#### [Written request]
Across the listing below, count the lines that mention the string "screenshot". Reply with the figure only.
== Material provided ==
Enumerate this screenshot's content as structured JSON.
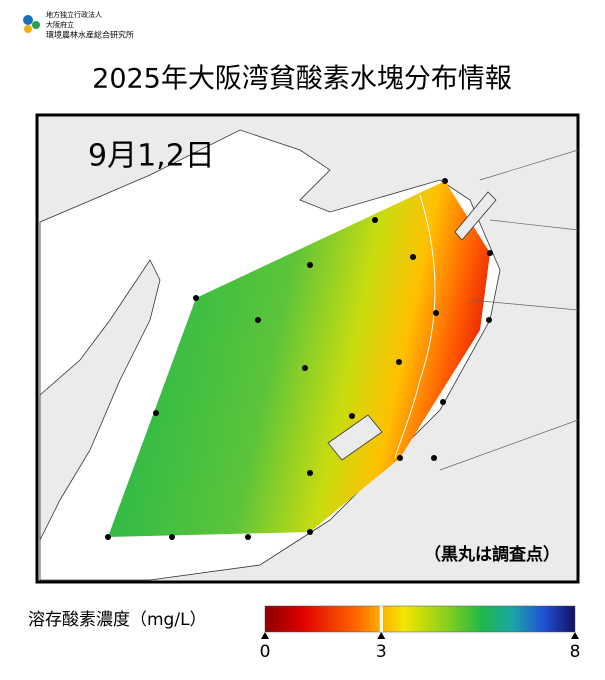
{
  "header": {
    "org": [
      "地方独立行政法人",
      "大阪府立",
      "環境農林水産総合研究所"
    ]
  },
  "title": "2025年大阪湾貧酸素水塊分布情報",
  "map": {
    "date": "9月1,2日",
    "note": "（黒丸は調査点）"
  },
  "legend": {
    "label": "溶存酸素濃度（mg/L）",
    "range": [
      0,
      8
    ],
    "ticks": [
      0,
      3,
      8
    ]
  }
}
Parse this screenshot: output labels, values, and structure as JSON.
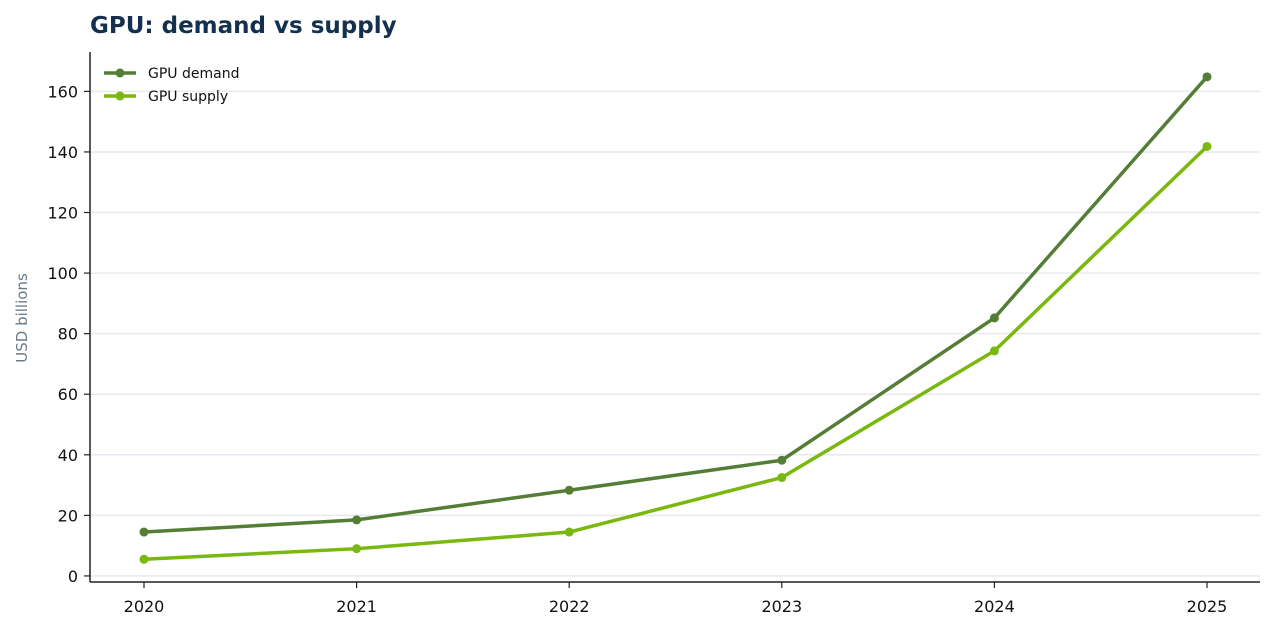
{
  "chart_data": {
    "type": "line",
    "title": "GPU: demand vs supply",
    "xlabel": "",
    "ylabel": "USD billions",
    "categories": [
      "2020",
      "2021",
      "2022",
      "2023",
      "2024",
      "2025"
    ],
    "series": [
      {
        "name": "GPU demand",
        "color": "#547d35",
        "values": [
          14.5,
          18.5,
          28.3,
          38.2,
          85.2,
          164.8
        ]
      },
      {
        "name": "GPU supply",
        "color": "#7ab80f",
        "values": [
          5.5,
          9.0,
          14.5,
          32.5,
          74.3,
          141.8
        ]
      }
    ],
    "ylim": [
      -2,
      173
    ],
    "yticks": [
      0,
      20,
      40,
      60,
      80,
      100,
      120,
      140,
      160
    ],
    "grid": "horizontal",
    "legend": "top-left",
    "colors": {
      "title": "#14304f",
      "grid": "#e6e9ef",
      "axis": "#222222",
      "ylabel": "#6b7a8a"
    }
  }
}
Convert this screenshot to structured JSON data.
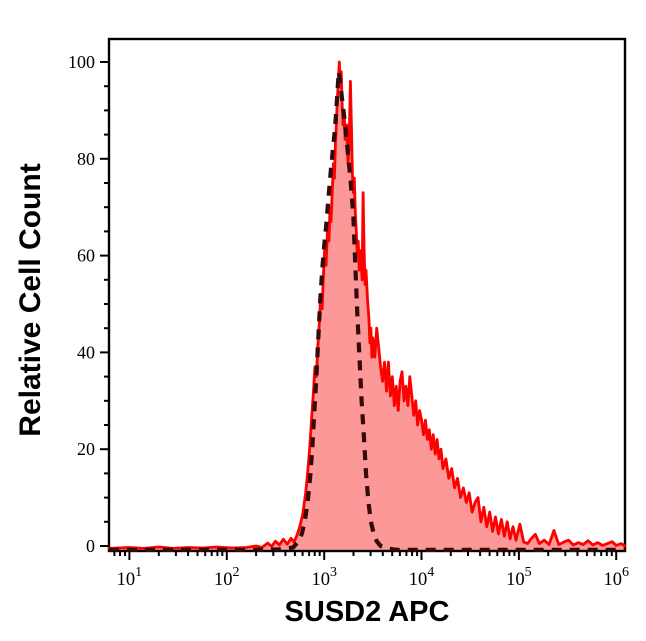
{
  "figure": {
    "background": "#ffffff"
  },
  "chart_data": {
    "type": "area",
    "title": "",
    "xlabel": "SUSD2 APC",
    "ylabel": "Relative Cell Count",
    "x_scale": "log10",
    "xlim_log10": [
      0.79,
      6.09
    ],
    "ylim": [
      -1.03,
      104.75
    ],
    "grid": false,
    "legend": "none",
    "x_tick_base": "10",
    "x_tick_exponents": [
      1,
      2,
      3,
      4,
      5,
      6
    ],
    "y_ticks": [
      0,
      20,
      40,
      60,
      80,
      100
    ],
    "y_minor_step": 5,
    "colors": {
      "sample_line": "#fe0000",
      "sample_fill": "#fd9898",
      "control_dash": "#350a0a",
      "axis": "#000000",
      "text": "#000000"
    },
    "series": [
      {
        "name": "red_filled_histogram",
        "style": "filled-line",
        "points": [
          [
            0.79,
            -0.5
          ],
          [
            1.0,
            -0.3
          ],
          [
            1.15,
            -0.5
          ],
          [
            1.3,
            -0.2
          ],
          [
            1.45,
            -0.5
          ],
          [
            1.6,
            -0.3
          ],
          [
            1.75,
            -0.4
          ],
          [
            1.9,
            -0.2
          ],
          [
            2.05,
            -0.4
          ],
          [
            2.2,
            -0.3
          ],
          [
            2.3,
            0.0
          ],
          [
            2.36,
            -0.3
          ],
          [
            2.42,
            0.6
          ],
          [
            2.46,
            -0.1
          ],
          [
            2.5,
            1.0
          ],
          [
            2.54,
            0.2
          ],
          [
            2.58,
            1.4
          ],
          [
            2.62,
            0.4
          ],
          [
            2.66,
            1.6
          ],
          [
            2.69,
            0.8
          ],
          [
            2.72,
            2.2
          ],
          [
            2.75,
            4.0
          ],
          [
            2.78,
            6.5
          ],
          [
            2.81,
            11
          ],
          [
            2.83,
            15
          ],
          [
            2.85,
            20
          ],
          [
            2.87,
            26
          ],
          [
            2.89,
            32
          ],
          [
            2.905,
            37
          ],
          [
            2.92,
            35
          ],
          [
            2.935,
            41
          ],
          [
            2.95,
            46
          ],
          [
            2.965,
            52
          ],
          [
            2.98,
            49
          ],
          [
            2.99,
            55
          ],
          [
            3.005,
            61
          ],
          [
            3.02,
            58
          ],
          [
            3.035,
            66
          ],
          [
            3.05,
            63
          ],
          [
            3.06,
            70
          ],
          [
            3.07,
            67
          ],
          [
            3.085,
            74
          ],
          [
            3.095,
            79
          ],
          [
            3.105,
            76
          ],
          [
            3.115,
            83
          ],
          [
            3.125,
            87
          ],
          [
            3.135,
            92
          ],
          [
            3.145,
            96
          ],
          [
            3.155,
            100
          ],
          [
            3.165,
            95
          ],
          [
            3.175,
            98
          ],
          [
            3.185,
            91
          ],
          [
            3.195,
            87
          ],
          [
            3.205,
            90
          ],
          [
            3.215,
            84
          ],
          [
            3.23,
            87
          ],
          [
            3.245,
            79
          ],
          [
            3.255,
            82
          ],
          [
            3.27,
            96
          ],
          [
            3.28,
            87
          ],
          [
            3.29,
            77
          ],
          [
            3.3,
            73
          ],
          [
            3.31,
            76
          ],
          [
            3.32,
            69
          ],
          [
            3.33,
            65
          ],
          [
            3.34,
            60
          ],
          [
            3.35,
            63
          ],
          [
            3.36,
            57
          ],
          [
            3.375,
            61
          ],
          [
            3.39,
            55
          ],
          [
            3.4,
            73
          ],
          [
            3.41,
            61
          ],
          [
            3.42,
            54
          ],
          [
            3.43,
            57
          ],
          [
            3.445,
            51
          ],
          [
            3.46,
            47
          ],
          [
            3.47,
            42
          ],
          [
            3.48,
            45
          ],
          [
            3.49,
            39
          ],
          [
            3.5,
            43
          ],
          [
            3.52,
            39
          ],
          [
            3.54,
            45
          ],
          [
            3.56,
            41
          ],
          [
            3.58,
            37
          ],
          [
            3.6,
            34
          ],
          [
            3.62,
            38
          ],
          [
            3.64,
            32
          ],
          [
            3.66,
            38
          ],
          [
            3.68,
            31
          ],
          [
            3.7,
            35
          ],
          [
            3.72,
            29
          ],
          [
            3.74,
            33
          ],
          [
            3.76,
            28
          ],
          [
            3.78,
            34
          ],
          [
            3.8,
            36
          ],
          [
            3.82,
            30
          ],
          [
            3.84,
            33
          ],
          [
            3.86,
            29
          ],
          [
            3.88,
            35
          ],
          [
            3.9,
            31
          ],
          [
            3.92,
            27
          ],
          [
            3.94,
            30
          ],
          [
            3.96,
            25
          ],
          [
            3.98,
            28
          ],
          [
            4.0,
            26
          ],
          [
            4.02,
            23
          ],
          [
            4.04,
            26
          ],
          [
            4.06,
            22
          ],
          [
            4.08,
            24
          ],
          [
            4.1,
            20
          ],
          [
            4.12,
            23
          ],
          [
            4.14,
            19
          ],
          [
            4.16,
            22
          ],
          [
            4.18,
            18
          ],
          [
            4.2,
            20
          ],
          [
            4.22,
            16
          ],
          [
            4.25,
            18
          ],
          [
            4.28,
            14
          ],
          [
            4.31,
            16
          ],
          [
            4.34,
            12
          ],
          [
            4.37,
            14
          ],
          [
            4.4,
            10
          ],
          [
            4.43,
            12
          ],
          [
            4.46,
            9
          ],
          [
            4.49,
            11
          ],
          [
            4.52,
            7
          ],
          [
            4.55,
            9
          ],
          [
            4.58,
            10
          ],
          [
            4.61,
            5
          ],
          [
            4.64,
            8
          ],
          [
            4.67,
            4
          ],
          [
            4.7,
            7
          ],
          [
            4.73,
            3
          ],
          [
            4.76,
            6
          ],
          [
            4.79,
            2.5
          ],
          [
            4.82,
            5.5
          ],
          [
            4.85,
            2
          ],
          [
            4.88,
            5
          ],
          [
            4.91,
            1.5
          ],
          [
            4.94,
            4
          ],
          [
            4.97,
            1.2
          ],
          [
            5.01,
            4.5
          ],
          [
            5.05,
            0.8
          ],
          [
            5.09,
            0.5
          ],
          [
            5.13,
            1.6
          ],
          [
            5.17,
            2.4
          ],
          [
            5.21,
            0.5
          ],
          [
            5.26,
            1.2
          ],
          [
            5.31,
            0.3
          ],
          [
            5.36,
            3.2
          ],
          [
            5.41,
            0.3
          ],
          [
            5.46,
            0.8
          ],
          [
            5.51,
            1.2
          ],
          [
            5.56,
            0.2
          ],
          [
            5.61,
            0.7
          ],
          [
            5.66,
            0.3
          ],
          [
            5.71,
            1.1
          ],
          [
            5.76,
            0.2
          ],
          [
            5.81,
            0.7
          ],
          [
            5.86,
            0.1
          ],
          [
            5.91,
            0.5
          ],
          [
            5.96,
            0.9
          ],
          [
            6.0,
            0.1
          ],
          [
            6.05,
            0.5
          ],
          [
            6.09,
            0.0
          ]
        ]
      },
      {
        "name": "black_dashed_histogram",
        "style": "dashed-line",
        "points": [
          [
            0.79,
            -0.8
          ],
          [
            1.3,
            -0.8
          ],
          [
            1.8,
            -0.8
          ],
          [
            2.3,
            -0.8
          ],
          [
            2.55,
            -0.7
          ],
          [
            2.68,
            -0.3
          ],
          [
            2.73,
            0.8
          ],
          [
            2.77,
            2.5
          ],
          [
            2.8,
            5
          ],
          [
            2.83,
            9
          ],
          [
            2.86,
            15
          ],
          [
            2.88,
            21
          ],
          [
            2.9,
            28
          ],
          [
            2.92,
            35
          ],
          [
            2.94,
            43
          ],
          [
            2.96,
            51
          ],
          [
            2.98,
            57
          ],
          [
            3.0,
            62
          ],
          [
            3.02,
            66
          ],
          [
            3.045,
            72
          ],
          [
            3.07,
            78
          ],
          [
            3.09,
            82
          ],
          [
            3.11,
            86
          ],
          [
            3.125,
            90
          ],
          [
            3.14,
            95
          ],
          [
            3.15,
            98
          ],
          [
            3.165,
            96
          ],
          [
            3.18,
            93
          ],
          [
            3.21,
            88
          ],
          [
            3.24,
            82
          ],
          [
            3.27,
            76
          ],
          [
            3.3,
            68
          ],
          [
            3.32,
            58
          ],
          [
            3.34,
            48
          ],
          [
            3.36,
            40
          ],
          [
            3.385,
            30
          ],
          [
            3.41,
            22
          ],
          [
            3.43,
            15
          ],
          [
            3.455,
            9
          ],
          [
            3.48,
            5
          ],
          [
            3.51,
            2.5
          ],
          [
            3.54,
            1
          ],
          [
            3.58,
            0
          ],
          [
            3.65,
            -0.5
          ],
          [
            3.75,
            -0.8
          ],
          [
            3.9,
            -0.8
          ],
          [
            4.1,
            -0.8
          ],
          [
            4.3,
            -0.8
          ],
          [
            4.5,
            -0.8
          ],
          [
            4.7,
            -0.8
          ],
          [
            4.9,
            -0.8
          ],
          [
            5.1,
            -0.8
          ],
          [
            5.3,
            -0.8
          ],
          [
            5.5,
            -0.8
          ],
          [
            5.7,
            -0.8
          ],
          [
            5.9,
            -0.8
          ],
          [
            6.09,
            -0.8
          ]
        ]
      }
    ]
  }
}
===
== Material provided ==
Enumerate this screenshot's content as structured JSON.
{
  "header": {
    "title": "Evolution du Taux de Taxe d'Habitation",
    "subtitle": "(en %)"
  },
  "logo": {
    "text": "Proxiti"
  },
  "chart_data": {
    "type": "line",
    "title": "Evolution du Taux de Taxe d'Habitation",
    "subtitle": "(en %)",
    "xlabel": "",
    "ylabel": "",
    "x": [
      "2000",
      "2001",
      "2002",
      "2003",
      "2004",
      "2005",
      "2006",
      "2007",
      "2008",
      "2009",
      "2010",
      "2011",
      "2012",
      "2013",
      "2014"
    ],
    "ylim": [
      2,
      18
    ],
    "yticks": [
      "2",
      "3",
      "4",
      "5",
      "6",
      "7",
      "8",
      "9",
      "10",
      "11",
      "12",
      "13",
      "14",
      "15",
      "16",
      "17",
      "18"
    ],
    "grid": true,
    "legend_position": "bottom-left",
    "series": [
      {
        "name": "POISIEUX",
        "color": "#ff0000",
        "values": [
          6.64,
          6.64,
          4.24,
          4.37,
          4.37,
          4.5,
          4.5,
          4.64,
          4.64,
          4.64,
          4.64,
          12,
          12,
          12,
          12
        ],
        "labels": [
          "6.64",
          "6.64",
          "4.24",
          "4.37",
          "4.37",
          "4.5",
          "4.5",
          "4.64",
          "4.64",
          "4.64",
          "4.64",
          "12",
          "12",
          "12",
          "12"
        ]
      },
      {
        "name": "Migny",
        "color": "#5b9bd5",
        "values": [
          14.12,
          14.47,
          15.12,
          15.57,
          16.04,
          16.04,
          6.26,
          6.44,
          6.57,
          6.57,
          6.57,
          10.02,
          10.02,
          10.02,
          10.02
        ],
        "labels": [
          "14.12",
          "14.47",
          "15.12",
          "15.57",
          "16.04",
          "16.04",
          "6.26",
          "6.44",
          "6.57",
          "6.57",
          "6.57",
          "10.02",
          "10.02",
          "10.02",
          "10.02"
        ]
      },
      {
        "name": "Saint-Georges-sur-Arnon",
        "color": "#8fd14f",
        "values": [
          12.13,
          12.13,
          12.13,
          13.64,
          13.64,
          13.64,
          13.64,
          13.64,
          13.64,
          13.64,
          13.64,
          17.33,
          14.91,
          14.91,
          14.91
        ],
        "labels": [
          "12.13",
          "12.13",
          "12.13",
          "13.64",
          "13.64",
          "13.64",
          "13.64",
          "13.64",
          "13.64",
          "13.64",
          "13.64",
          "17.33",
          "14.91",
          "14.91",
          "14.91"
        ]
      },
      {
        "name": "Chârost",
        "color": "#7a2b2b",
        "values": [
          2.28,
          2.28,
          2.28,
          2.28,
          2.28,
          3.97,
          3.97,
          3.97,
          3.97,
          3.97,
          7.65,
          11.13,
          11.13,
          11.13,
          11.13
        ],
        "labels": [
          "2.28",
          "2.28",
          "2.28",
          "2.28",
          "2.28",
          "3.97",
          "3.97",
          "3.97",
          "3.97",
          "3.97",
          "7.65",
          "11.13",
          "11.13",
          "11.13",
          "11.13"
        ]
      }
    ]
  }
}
===
#### [Written reply]
4